_REQUIRED WORK_
A: According to the FT819 update, about how many patients is RECLAIM-LN expected to enroll?
B: List every purpose that the FT819 update gives for the additional CMC-focused Type B meetings with FDA review staff.
C: Return the passage of the FT819 update between "FT819 has been" and "FT819 in SLE.", inclusive.

_EXERCISE TEXT_

Clinical Development & Program Updates

RECLAIM-LN, Phase 2 potentially registrational clinical trial of FT819 in patients with refractory moderate-to-severe SLE with lupus nephritis

The Company anticipates commencing patient dosing in FT819-201, RECLAIM – LN (NCT07570862), a Phase 2 potentially registrational clinical trial of FT819 in patients with refractory moderate-to-severe SLE with lupus nephritis, in the second half of 2026. The planned open-label, single-arm study was developed during interactions with the FDA under the RMAT designation for FT819, and is expected to enroll approximately 53 patients, evaluating a single dose of FT819 administered at 900 million cells following bendamustine conditioning, with complete renal response (CRR) at six months as the primary endpoint. The conditioning regimen selected for RECLAIM – LN is unique and less-intensive than most CAR T-cell clinical trials that incorporate up to 3 days of co-administration of cyclophosphamide and fludarabine, a combination that was perceived as less desirable to patients and clinicians during the Company’s Phase 1 clinical study. Based on enrollment cadence in the Phase 1 clinical trial and current clinical site engagement, the unique on-demand availability of FT819, and the option for outpatient treatment with reduced conditioning chemotherapy requirements, the Company aims to complete the enrollment of the RECLAIM – LN clinical study approximately 15 months from commencement.

CDRP program selection for FT819 to align CMC plans with the FDA early in the development process

FT819 has been selected for participation in the FDA’s Chemistry, Manufacturing and Controls (CMC) Development and Readiness Pilot (CDRP) Program, a highly selective initiative designed to accelerate development of investigational therapies for serious diseases with unmet medical need through enhanced FDA engagement on CMC-related activities. Participation in the program enables increased interaction with the Agency, including additional CMC-focused Type B meetings with FDA review staff intended to help clarify development strategies, address key manufacturing questions, align CMC readiness and support a more efficient regulatory review process. The Company believes participation in the CDRP Program, in addition to its previously received Regenerative Medicine Advanced Therapy (RMAT) designation, has the potential to accelerate the registration pathway of FT819 in SLE.

_DATASET EXCERPTS_
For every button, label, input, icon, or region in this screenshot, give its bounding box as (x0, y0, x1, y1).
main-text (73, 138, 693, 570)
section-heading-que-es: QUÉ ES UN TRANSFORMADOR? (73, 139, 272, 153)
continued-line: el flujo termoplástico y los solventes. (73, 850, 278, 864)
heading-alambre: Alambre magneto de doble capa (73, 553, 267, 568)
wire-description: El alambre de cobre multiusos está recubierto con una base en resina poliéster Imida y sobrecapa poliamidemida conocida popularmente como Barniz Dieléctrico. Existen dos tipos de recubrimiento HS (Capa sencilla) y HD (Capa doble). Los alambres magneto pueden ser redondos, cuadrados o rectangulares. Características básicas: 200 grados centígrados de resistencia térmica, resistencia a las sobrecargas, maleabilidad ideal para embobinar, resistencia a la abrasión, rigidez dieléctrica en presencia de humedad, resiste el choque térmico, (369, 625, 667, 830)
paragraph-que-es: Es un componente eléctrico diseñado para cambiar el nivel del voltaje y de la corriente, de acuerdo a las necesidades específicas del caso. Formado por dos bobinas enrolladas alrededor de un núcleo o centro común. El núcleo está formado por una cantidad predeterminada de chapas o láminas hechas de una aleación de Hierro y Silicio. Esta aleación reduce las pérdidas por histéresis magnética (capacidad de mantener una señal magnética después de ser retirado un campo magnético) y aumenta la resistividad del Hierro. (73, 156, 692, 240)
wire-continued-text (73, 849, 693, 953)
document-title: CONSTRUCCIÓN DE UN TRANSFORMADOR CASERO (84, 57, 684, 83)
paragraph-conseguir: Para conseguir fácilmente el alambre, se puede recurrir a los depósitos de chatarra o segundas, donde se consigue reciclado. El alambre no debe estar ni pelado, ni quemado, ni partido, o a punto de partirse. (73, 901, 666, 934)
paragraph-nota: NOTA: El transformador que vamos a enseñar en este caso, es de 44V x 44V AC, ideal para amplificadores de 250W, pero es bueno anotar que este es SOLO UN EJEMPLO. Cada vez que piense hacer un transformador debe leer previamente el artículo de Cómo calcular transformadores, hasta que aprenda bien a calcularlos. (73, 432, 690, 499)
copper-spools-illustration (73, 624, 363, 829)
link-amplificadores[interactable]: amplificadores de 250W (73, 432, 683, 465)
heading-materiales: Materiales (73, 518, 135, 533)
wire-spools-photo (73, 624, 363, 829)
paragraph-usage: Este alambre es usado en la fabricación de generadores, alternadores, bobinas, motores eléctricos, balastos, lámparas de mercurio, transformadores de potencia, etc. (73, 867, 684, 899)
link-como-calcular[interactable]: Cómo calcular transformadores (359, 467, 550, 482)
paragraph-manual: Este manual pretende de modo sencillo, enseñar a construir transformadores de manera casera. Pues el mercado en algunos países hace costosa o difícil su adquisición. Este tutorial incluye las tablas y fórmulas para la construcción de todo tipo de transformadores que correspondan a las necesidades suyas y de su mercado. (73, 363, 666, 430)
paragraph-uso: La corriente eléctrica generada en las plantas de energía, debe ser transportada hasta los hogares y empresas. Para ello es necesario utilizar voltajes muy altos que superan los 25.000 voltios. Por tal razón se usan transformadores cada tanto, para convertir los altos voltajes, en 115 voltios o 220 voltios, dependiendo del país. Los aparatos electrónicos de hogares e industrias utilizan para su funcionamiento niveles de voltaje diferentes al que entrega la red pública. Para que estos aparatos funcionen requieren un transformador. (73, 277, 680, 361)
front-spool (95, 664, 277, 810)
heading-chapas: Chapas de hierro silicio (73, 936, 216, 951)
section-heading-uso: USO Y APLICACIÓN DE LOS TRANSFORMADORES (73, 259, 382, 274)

_SOLUTION LIST_
A: Approximately 53 patients.

B:
- To help clarify development strategies
- To address key manufacturing questions
- To align CMC readiness
- To support a more efficient regulatory review process

C:
FT819 has been selected for participation in the FDA’s Chemistry, Manufacturing and Controls (CMC) Development and Readiness Pilot (CDRP) Program, a highly selective initiative designed to accelerate development of investigational therapies for serious diseases with unmet medical need through enhanced FDA engagement on CMC-related activities. Participation in the program enables increased interaction with the Agency, including additional CMC-focused Type B meetings with FDA review staff intended to help clarify development strategies, address key manufacturing questions, align CMC readiness and support a more efficient regulatory review process. The Company believes participation in the CDRP Program, in addition to its previously received Regenerative Medicine Advanced Therapy (RMAT) designation, has the potential to accelerate the registration pathway of FT819 in SLE.